REQUEST:
From the entries below, please gather each line containing the string "reliable".

** BEGIN RECORDS SUPPLIED **

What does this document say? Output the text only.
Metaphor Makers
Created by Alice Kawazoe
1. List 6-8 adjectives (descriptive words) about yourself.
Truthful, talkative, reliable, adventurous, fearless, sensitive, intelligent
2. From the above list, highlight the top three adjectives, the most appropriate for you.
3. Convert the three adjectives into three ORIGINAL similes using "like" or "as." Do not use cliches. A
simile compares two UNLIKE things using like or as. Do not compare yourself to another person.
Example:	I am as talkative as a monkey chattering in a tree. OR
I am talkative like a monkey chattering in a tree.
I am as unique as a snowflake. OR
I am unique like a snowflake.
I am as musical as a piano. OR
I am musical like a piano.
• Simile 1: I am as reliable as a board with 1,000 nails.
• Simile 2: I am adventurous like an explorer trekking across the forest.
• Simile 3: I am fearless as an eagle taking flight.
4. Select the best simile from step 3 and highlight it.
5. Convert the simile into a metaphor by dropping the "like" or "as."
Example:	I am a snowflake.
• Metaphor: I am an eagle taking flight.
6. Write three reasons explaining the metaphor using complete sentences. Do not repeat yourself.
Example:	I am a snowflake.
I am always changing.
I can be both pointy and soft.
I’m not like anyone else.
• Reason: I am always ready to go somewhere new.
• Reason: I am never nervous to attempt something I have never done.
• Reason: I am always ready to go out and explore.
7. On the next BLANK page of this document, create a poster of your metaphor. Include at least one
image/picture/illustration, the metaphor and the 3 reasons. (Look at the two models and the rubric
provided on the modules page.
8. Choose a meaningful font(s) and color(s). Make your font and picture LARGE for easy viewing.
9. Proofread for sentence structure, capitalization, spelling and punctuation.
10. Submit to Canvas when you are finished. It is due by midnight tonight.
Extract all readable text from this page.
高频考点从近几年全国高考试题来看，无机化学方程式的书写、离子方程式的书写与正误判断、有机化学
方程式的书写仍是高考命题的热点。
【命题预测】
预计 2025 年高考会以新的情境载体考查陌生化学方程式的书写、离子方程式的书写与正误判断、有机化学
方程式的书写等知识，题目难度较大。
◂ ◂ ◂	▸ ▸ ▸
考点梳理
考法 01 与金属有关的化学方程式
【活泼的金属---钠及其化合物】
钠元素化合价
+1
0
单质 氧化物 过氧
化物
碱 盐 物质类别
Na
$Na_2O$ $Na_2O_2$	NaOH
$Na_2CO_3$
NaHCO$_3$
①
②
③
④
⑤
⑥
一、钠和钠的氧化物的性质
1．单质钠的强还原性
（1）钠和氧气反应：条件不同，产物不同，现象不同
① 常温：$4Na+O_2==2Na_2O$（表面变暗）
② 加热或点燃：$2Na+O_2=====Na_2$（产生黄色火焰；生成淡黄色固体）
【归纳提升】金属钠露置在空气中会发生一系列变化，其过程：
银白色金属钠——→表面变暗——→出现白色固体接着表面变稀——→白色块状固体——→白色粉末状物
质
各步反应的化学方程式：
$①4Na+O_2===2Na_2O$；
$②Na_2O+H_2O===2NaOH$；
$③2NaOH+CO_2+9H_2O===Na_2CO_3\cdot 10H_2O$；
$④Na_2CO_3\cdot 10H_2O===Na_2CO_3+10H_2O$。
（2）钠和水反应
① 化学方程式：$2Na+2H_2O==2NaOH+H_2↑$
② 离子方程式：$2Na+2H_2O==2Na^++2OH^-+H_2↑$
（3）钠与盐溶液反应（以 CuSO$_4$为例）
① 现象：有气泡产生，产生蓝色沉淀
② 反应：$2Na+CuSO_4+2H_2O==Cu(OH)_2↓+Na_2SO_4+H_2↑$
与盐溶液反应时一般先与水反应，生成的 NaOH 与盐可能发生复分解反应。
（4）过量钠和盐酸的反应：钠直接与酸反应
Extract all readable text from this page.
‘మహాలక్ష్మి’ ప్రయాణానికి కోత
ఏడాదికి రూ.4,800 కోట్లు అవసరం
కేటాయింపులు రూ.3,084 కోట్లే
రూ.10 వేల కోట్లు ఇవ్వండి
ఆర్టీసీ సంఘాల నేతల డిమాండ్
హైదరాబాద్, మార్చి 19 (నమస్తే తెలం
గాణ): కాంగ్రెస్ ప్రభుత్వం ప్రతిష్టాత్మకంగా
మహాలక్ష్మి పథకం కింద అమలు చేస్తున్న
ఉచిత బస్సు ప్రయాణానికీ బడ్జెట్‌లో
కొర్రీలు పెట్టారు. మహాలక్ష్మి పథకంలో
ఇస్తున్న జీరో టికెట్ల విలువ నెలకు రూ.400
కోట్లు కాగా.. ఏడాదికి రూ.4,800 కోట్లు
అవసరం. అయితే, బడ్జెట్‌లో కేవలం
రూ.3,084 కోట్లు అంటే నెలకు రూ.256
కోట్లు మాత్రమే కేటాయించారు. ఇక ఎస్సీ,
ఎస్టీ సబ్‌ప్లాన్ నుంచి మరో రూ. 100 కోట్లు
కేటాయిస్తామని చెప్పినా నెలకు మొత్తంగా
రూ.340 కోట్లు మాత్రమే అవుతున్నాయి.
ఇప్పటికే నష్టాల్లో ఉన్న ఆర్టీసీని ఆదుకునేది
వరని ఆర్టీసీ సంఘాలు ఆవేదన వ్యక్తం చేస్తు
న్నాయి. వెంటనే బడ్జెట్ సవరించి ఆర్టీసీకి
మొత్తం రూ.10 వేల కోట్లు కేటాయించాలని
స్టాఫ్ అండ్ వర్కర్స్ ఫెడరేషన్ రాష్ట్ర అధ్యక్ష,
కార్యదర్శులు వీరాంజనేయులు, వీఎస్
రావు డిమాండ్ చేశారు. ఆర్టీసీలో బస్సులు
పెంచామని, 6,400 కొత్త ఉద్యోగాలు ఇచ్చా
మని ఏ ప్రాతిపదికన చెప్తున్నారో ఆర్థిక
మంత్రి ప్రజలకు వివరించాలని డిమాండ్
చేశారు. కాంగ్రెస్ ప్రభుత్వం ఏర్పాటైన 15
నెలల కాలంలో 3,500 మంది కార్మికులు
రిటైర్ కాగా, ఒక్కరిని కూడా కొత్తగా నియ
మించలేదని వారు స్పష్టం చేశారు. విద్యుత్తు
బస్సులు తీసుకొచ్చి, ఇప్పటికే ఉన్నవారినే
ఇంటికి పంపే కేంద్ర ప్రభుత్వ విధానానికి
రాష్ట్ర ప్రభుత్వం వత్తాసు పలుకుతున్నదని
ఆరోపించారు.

** END RECORDS SUPPLIED **

OUTPUT BELOW:
Truthful, talkative, reliable, adventurous, fearless, sensitive, intelligent
• Simile 1: I am as reliable as a board with 1,000 nails.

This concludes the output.